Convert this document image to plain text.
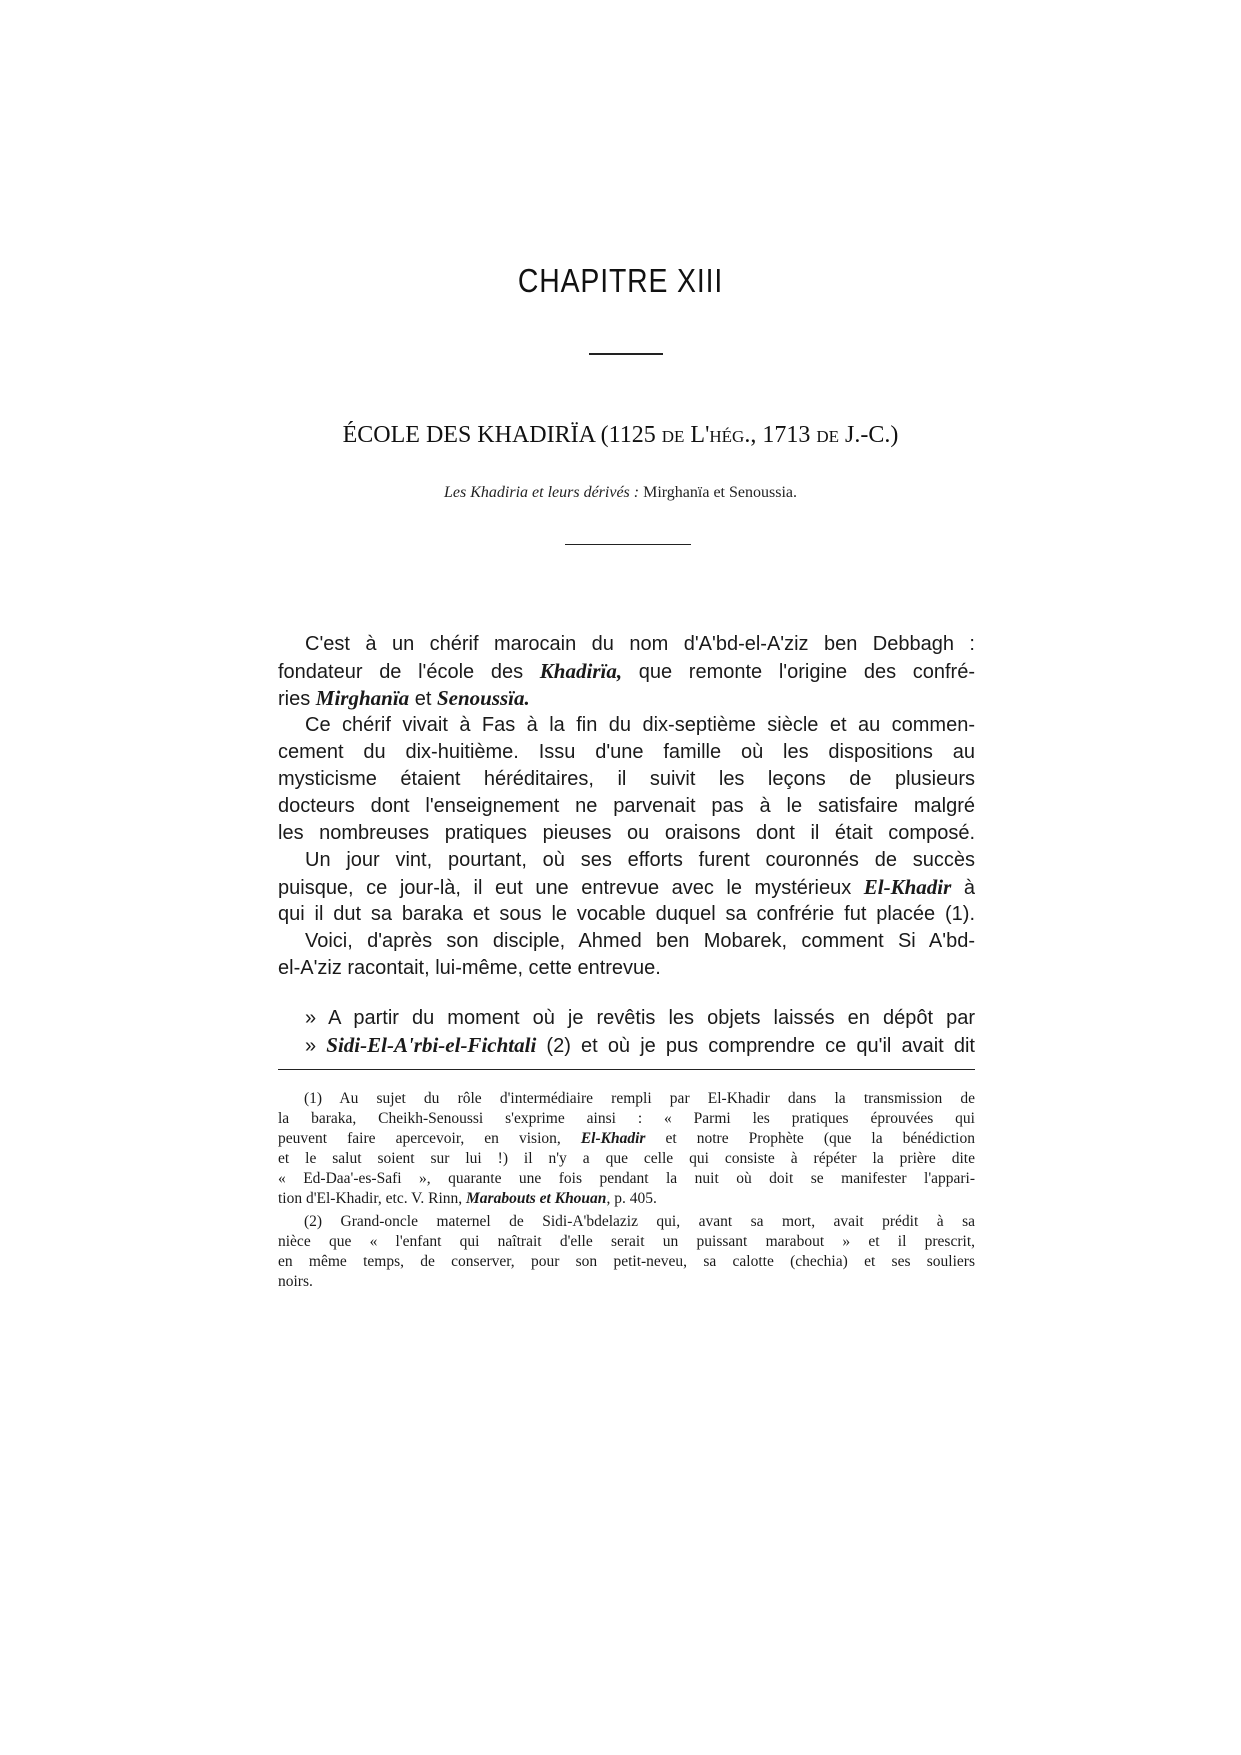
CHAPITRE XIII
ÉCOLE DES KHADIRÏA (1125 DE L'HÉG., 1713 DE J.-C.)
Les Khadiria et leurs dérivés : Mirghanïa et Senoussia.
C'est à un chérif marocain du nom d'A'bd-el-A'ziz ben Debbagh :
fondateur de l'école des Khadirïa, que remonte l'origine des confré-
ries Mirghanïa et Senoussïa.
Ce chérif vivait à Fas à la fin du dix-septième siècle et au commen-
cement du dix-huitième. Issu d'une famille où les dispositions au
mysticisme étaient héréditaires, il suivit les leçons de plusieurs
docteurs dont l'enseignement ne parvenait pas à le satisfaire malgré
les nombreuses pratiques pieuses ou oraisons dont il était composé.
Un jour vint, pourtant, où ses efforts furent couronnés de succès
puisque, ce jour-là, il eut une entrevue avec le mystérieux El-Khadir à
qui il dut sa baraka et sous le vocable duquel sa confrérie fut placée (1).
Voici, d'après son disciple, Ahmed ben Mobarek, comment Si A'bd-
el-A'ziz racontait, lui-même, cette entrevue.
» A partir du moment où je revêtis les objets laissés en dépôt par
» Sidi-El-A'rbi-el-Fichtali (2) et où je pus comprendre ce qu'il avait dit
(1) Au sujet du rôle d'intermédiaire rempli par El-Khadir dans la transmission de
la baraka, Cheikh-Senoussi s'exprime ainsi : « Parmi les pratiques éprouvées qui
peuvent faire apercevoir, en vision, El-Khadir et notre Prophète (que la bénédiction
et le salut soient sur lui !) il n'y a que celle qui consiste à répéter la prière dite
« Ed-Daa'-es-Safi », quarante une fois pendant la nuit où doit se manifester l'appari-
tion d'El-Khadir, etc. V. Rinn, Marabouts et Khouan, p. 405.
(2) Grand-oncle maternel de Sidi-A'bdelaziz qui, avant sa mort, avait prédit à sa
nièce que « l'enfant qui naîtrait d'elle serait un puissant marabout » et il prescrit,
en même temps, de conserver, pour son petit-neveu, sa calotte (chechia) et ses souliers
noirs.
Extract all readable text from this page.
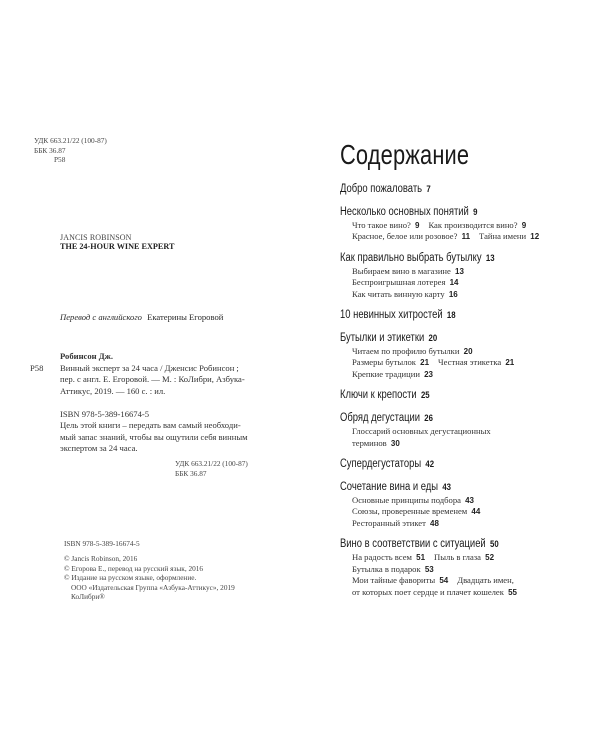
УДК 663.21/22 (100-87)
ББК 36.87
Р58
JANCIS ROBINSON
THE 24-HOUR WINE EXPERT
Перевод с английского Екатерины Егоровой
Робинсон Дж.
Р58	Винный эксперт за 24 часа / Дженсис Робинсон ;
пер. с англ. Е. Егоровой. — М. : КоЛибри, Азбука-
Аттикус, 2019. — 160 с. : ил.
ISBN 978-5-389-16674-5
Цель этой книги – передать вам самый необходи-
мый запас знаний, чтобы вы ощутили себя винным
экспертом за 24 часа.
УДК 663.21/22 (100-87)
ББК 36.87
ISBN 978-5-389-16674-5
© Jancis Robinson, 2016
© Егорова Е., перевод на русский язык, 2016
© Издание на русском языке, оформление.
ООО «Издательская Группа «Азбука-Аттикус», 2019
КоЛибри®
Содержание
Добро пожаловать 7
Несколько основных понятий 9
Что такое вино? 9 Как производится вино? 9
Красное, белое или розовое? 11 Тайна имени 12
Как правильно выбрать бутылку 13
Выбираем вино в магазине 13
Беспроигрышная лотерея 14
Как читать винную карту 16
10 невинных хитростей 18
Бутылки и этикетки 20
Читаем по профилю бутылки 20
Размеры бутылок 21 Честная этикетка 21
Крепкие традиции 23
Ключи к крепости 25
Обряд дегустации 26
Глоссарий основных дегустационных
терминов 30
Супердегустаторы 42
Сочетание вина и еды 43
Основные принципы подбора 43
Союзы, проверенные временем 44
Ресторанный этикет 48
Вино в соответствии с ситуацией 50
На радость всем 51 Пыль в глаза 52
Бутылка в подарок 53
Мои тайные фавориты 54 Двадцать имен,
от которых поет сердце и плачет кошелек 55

-=-=-=-=-

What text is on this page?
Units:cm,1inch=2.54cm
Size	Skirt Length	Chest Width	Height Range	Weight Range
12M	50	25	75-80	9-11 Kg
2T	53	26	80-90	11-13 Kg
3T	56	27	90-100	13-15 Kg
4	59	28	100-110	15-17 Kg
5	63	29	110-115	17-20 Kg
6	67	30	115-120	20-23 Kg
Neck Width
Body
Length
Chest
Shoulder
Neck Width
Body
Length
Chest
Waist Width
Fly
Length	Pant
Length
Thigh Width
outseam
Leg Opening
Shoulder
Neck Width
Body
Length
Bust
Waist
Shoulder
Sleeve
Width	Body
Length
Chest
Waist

-=-=-=-=-

#### YOUR OBJECTIVE
State how many lines above include the word "Аттикус", and nothing more.

#### EXERCISE SOLUTION
2